— START —

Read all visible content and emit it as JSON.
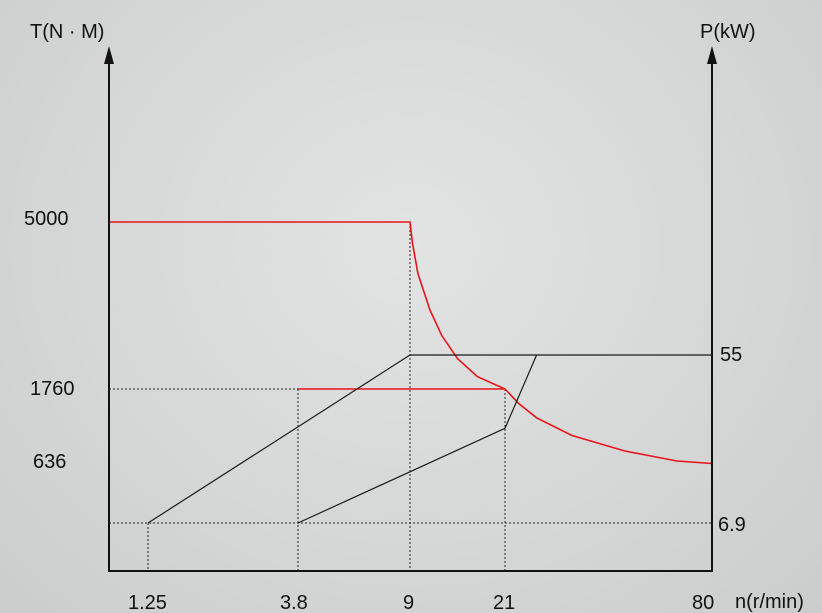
{
  "chart_data": {
    "type": "line",
    "title": "",
    "left_axis_label": "T(N · M)",
    "right_axis_label": "P(kW)",
    "x_axis_label": "n(r/min)",
    "x_ticks": [
      "1.25",
      "3.8",
      "9",
      "21",
      "80"
    ],
    "torque_ticks": [
      "5000",
      "1760",
      "636"
    ],
    "power_ticks": [
      "55",
      "6.9"
    ],
    "colors": {
      "torque": "#e8141c",
      "power": "#1a1a1a",
      "guide": "#222222"
    },
    "series": [
      {
        "points": [
          [
            0,
            5000
          ],
          [
            9,
            5000
          ],
          [
            9.3,
            4600
          ],
          [
            10,
            4000
          ],
          [
            11.5,
            3300
          ],
          [
            13,
            2800
          ],
          [
            15,
            2350
          ],
          [
            17.5,
            2000
          ],
          [
            21,
            1760
          ],
          [
            25,
            1550
          ],
          [
            30,
            1350
          ],
          [
            40,
            1100
          ],
          [
            55,
            880
          ],
          [
            70,
            735
          ],
          [
            80,
            700
          ]
        ]
      },
      {
        "points": [
          [
            3.8,
            1760
          ],
          [
            21,
            1760
          ]
        ]
      },
      {
        "points": [
          [
            1.25,
            6.9
          ],
          [
            9,
            55
          ],
          [
            80,
            55
          ]
        ]
      },
      {
        "points": [
          [
            3.8,
            6.9
          ],
          [
            21,
            34
          ],
          [
            30,
            55
          ]
        ]
      }
    ]
  }
}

— END —

WORK TO BE COMPLETED: Reproduce the full listing faithfully, but do not carry over any pictures.

OUTPUT FOR THIS EXERCISE:
Read all visible content and emit it as JSON.
{
  "chart_data": {
    "type": "line",
    "title": "",
    "left_axis_label": "T(N · M)",
    "right_axis_label": "P(kW)",
    "x_axis_label": "n(r/min)",
    "x_ticks": [
      "1.25",
      "3.8",
      "9",
      "21",
      "80"
    ],
    "torque_ticks": [
      "5000",
      "1760",
      "636"
    ],
    "power_ticks": [
      "55",
      "6.9"
    ],
    "colors": {
      "torque": "#e8141c",
      "power": "#1a1a1a",
      "guide": "#222222"
    },
    "series": [
      {
        "points": [
          [
            0,
            5000
          ],
          [
            9,
            5000
          ],
          [
            9.3,
            4600
          ],
          [
            10,
            4000
          ],
          [
            11.5,
            3300
          ],
          [
            13,
            2800
          ],
          [
            15,
            2350
          ],
          [
            17.5,
            2000
          ],
          [
            21,
            1760
          ],
          [
            25,
            1550
          ],
          [
            30,
            1350
          ],
          [
            40,
            1100
          ],
          [
            55,
            880
          ],
          [
            70,
            735
          ],
          [
            80,
            700
          ]
        ]
      },
      {
        "points": [
          [
            3.8,
            1760
          ],
          [
            21,
            1760
          ]
        ]
      },
      {
        "points": [
          [
            1.25,
            6.9
          ],
          [
            9,
            55
          ],
          [
            80,
            55
          ]
        ]
      },
      {
        "points": [
          [
            3.8,
            6.9
          ],
          [
            21,
            34
          ],
          [
            30,
            55
          ]
        ]
      }
    ]
  }
}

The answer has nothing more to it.